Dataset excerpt
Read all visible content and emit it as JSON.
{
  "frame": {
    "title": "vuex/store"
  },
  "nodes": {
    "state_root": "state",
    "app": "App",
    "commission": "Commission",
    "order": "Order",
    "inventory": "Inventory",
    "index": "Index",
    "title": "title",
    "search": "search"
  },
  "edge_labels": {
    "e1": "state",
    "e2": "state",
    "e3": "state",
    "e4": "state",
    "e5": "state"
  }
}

BRIEF
Every line of the records that includes the word "state" should be gathered.

TASK RESULT
    "state_root": "state",
    "e1": "state",
    "e2": "state",
    "e3": "state",
    "e4": "state",
    "e5": "state"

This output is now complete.